━━━ SUPPLIED TEXT

You can test her by uploading a picture of you and her with a caption "my beautiful gf" and tag her in it. This will make the photo appear on her page. Now if she deletes the photo or removes it that gives you proof that she is hiding something and you need to break it off ASAP.

 

She didnt removed the "in relationship" status from her page when they broke up,

I asked her why she didnt uploaded our photos. She said that we dont have any... LOL what a lie.

I wont be tagging any photos i'll just be more careful.

Posted
She didnt removed the "in relationship" status from her page when they broke up,

I asked her why she didnt uploaded our photos. She said that we dont have any... LOL what a lie.

I wont be tagging any photos i'll just be more careful.

 

She should have removed her status when they broke up.

━━━━━━

STATED GOAL 1: Retype the forum exchange about relationship photos from "You can test" to "it off ASAP.".
STATED GOAL 2: Write what comes next in the forum exchange about relationship photos, picking up after its final sentence.

━━━ INFORMATION SHOWN

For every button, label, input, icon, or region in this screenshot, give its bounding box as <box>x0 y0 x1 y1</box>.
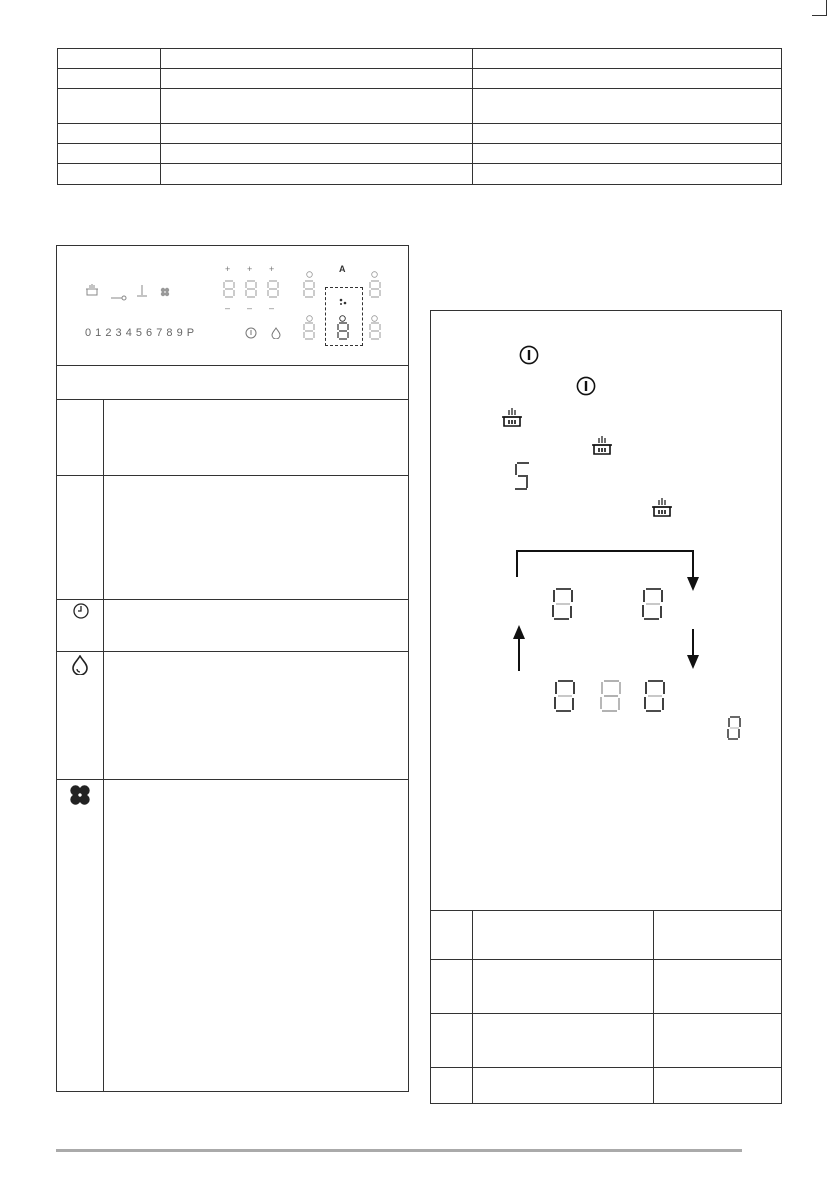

━━━━━━

REPLY 1:
You can test her by uploading a picture of you and her with a caption "my beautiful gf" and tag her in it. This will make the photo appear on her page. Now if she deletes the photo or removes it that gives you proof that she is hiding something and you need to break it off ASAP.

REPLY 2:
The pb with your reasoning OP is that it'll bring more paranoia, anxiety and frustration on your part. You need to take a more active role in this situation, and not accept any cr*p; you have a right not to be happy and her explanation isn't convincing, to be polite.

 

 

I personally wouldn't sit on it. I'd get to the bottom of it with a satisfying explanation / resolution to the situation, or I would walk without delay.

Posted
Hey guys, I find it kinda funny and to be honest somewhat upsets me, seeing that my GF (2 month) keeps photos of her ex in the facebook.

At first I didnt care much but last weekend we were on vacation, we had fun, had plenty of time and took photos together.

Later on she uploaded the photos with one exception,

She used the pictures that does not include me, not a single pic with me.

Would you care if you had same situation?

 

Not everyone sees the need to delete their history by removing photos of their ex, especially if it didn't end badly .

 

I would wonder why she posted pics of you on from the vacation though. Have you got any pics of her on your page? Not ones you've tagged , just pics with her in. Sometimes girls are cautious and are waiting to see what you do, before they do the same.

 

A few questions....

 

How long ago did she and the Ex break up?

Why did they break ? Who dumped who?

How long were they together?

How old is she?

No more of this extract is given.